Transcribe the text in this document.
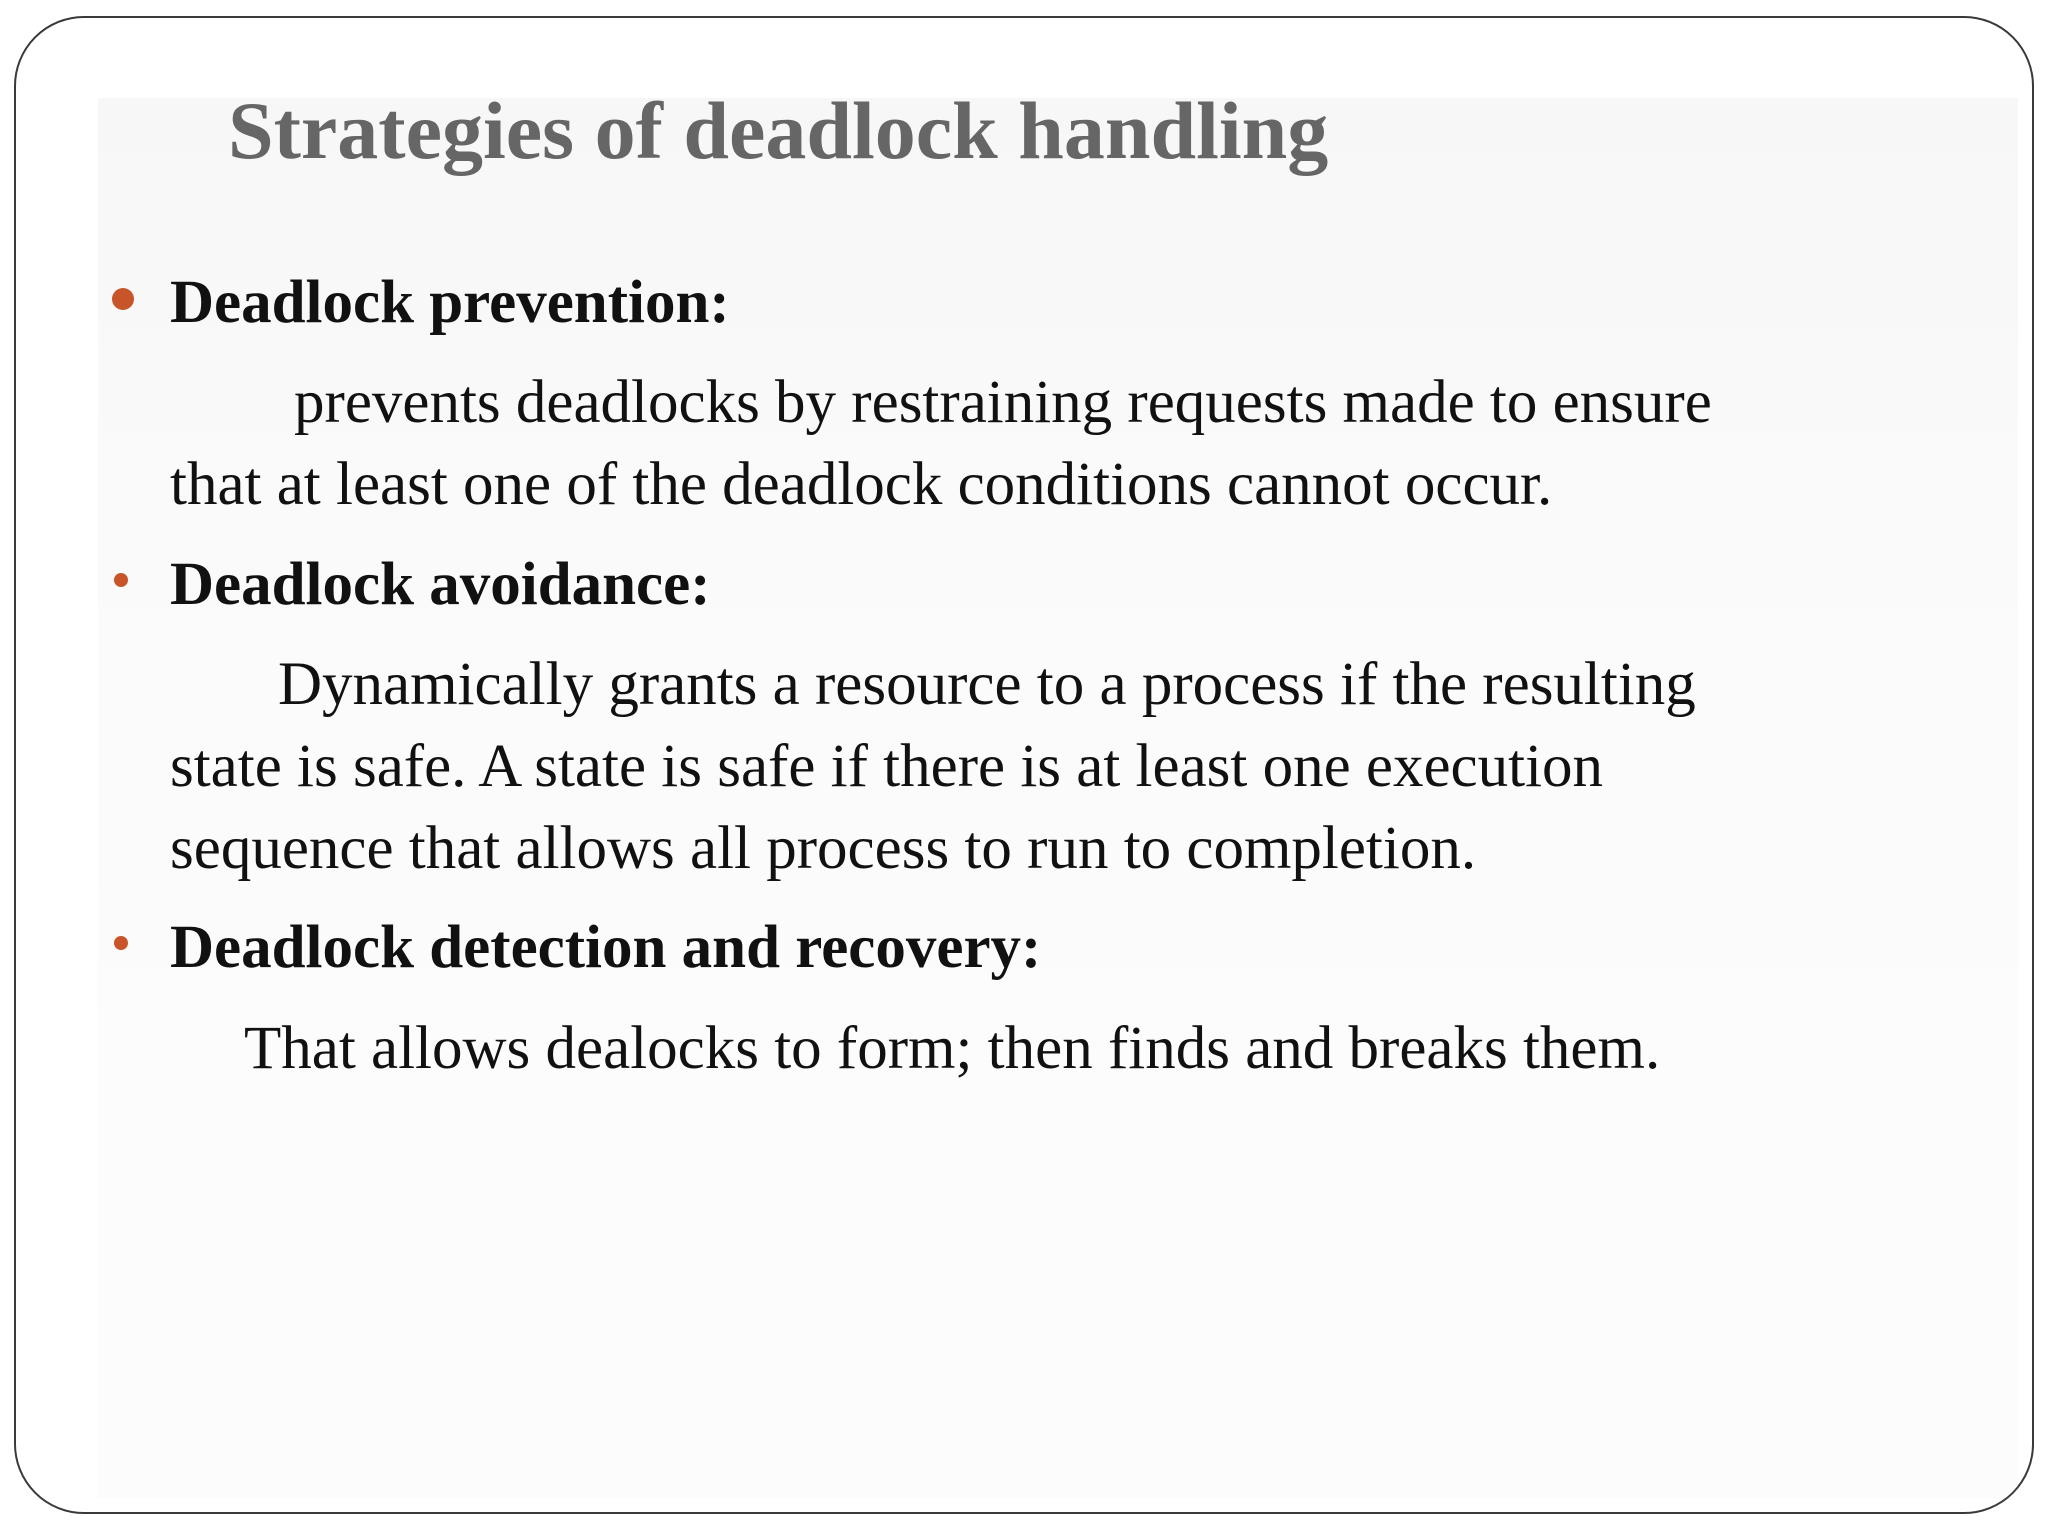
Strategies of deadlock handling

Deadlock prevention:

prevents deadlocks by restraining requests made to ensure

that at least one of the deadlock conditions cannot occur.

Deadlock avoidance:

Dynamically grants a resource to a process if the resulting

state is safe. A state is safe if there is at least one execution

sequence that allows all process to run to completion.

Deadlock detection and recovery:

That allows dealocks to form; then finds and breaks them.
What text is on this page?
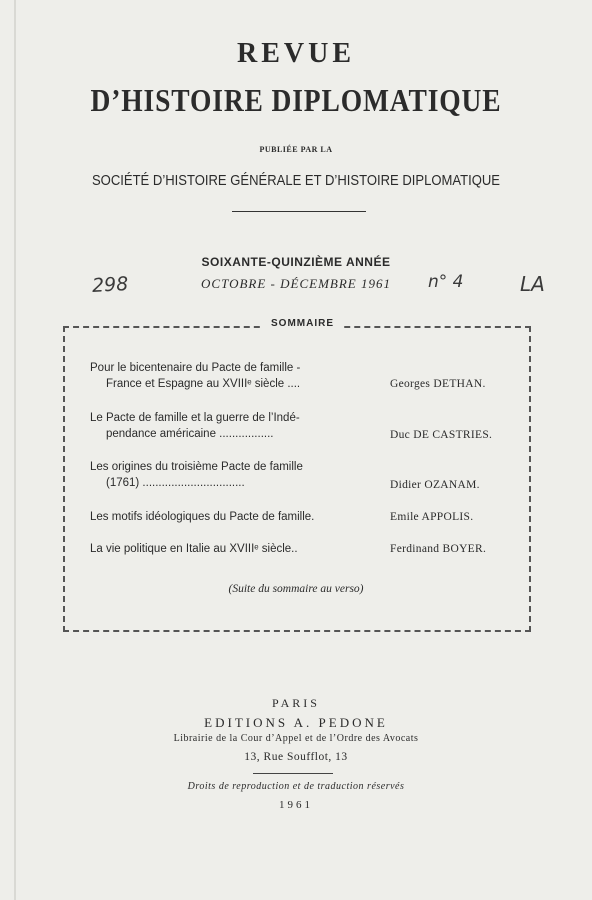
REVUE
D’HISTOIRE DIPLOMATIQUE
PUBLIÉE PAR LA
SOCIÉTÉ D’HISTOIRE GÉNÉRALE ET D’HISTOIRE DIPLOMATIQUE
SOIXANTE-QUINZIÈME ANNÉE
OCTOBRE - DÉCEMBRE 1961
298	n° 4	LA
SOMMAIRE
Pour le bicentenaire du Pacte de famille -
France et Espagne au XVIIIᵉ siècle ....	Georges DETHAN.
Le Pacte de famille et la guerre de l’Indé-
pendance américaine .................	Duc DE CASTRIES.
Les origines du troisième Pacte de famille
(1761) ................................	Didier OZANAM.
Les motifs idéologiques du Pacte de famille.	Emile APPOLIS.
La vie politique en Italie au XVIIIᵉ siècle..	Ferdinand BOYER.
(Suite du sommaire au verso)
PARIS
EDITIONS A. PEDONE
Librairie de la Cour d’Appel et de l’Ordre des Avocats
13, Rue Soufflot, 13
Droits de reproduction et de traduction réservés
1961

[Short task] Take the listing above and restate it word for word, without its pictures.

[The reply]
Transcribe the text in this document.
Strategies of deadlock handling

Deadlock prevention:

prevents deadlocks by restraining requests made to ensure

that at least one of the deadlock conditions cannot occur.

Deadlock avoidance:

Dynamically grants a resource to a process if the resulting

state is safe. A state is safe if there is at least one execution

sequence that allows all process to run to completion.

Deadlock detection and recovery:

That allows dealocks to form; then finds and breaks them.
What text is on this page?
REVUE
D’HISTOIRE DIPLOMATIQUE
PUBLIÉE PAR LA
SOCIÉTÉ D’HISTOIRE GÉNÉRALE ET D’HISTOIRE DIPLOMATIQUE
SOIXANTE-QUINZIÈME ANNÉE
OCTOBRE - DÉCEMBRE 1961
298	n° 4	LA
SOMMAIRE
Pour le bicentenaire du Pacte de famille -
France et Espagne au XVIIIᵉ siècle ....	Georges DETHAN.
Le Pacte de famille et la guerre de l’Indé-
pendance américaine .................	Duc DE CASTRIES.
Les origines du troisième Pacte de famille
(1761) ................................	Didier OZANAM.
Les motifs idéologiques du Pacte de famille.	Emile APPOLIS.
La vie politique en Italie au XVIIIᵉ siècle..	Ferdinand BOYER.
(Suite du sommaire au verso)
PARIS
EDITIONS A. PEDONE
Librairie de la Cour d’Appel et de l’Ordre des Avocats
13, Rue Soufflot, 13
Droits de reproduction et de traduction réservés
1961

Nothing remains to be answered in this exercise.